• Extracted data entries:
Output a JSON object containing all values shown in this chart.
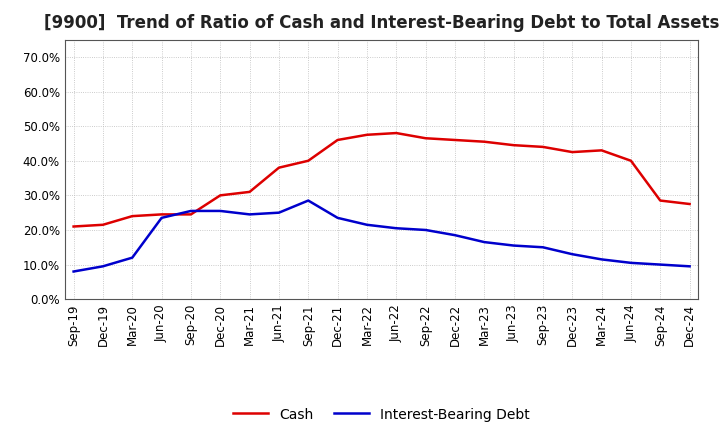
{
  "title": "[9900]  Trend of Ratio of Cash and Interest-Bearing Debt to Total Assets",
  "x_labels": [
    "Sep-19",
    "Dec-19",
    "Mar-20",
    "Jun-20",
    "Sep-20",
    "Dec-20",
    "Mar-21",
    "Jun-21",
    "Sep-21",
    "Dec-21",
    "Mar-22",
    "Jun-22",
    "Sep-22",
    "Dec-22",
    "Mar-23",
    "Jun-23",
    "Sep-23",
    "Dec-23",
    "Mar-24",
    "Jun-24",
    "Sep-24",
    "Dec-24"
  ],
  "cash": [
    0.21,
    0.215,
    0.24,
    0.245,
    0.245,
    0.3,
    0.31,
    0.38,
    0.4,
    0.46,
    0.475,
    0.48,
    0.465,
    0.46,
    0.455,
    0.445,
    0.44,
    0.425,
    0.43,
    0.4,
    0.285,
    0.275
  ],
  "ibd": [
    0.08,
    0.095,
    0.12,
    0.235,
    0.255,
    0.255,
    0.245,
    0.25,
    0.285,
    0.235,
    0.215,
    0.205,
    0.2,
    0.185,
    0.165,
    0.155,
    0.15,
    0.13,
    0.115,
    0.105,
    0.1,
    0.095
  ],
  "ylim": [
    0.0,
    0.75
  ],
  "yticks": [
    0.0,
    0.1,
    0.2,
    0.3,
    0.4,
    0.5,
    0.6,
    0.7
  ],
  "cash_color": "#dd0000",
  "ibd_color": "#0000cc",
  "background_color": "#ffffff",
  "plot_bg_color": "#ffffff",
  "grid_color": "#bbbbbb",
  "legend_cash": "Cash",
  "legend_ibd": "Interest-Bearing Debt",
  "title_fontsize": 12,
  "axis_fontsize": 8.5,
  "legend_fontsize": 10
}
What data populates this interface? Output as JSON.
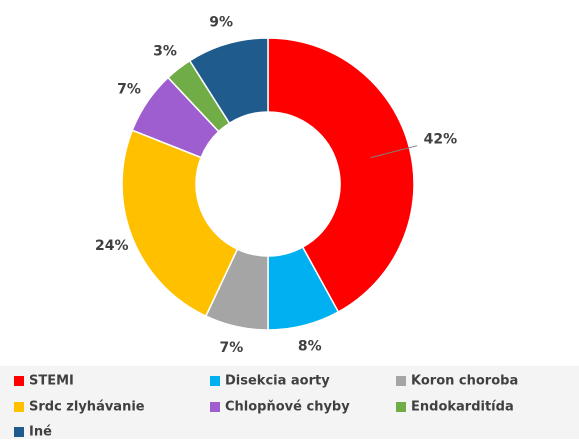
{
  "chart_data": {
    "type": "donut",
    "categories": [
      "STEMI",
      "Disekcia aorty",
      "Koron choroba",
      "Srdc zlyhávanie",
      "Chlopňové chyby",
      "Endokarditída",
      "Iné"
    ],
    "values": [
      42,
      8,
      7,
      24,
      7,
      3,
      9
    ],
    "value_labels": [
      "42%",
      "8%",
      "7%",
      "24%",
      "7%",
      "3%",
      "9%"
    ],
    "colors": [
      "#ff0000",
      "#00b0f0",
      "#a5a5a5",
      "#ffc000",
      "#9e5ecf",
      "#70ad47",
      "#1f5b8c"
    ]
  }
}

• Given problem: Reply with nothing but the number of lines in the data above that contain "Debt".

• Response to this task: 2